▶ [WHAT NEEDS TO BE DONE]:
Reproduce the entries in full, with no changes.

(Items listed in a dataset)
--- start ---

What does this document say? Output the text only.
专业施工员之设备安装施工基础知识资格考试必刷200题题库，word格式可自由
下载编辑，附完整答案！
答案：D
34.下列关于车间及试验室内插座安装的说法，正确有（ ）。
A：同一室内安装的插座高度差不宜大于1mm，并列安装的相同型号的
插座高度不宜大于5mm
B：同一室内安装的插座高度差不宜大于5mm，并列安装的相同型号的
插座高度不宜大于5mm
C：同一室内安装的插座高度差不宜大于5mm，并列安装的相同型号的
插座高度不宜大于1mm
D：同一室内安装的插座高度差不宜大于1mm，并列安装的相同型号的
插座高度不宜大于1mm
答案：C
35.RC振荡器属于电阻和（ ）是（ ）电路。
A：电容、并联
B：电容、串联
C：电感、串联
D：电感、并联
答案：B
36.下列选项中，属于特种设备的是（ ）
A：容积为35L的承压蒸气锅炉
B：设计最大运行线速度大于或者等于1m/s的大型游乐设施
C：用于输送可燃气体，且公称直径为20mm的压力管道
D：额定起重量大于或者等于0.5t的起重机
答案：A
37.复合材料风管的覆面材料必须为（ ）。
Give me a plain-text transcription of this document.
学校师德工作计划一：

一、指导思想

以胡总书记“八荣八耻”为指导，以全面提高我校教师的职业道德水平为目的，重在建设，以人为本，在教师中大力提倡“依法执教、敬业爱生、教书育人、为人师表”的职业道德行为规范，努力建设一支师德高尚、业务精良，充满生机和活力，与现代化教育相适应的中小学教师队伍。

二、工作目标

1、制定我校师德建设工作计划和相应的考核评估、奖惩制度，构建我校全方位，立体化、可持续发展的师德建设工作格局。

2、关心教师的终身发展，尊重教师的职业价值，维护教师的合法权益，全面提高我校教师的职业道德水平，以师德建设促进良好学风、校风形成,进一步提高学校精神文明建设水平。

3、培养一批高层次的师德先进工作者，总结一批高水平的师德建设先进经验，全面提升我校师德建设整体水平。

--- end ---

▶ [EXERCISE RESPONSE]:
What does this document say? Output the text only.
专业施工员之设备安装施工基础知识资格考试必刷200题题库，word格式可自由
下载编辑，附完整答案！
答案：D
34.下列关于车间及试验室内插座安装的说法，正确有（ ）。
A：同一室内安装的插座高度差不宜大于1mm，并列安装的相同型号的
插座高度不宜大于5mm
B：同一室内安装的插座高度差不宜大于5mm，并列安装的相同型号的
插座高度不宜大于5mm
C：同一室内安装的插座高度差不宜大于5mm，并列安装的相同型号的
插座高度不宜大于1mm
D：同一室内安装的插座高度差不宜大于1mm，并列安装的相同型号的
插座高度不宜大于1mm
答案：C
35.RC振荡器属于电阻和（ ）是（ ）电路。
A：电容、并联
B：电容、串联
C：电感、串联
D：电感、并联
答案：B
36.下列选项中，属于特种设备的是（ ）
A：容积为35L的承压蒸气锅炉
B：设计最大运行线速度大于或者等于1m/s的大型游乐设施
C：用于输送可燃气体，且公称直径为20mm的压力管道
D：额定起重量大于或者等于0.5t的起重机
答案：A
37.复合材料风管的覆面材料必须为（ ）。
Give me a plain-text transcription of this document.
学校师德工作计划一：

一、指导思想

以胡总书记“八荣八耻”为指导，以全面提高我校教师的职业道德水平为目的，重在建设，以人为本，在教师中大力提倡“依法执教、敬业爱生、教书育人、为人师表”的职业道德行为规范，努力建设一支师德高尚、业务精良，充满生机和活力，与现代化教育相适应的中小学教师队伍。

二、工作目标

1、制定我校师德建设工作计划和相应的考核评估、奖惩制度，构建我校全方位，立体化、可持续发展的师德建设工作格局。

2、关心教师的终身发展，尊重教师的职业价值，维护教师的合法权益，全面提高我校教师的职业道德水平，以师德建设促进良好学风、校风形成,进一步提高学校精神文明建设水平。

3、培养一批高层次的师德先进工作者，总结一批高水平的师德建设先进经验，全面提升我校师德建设整体水平。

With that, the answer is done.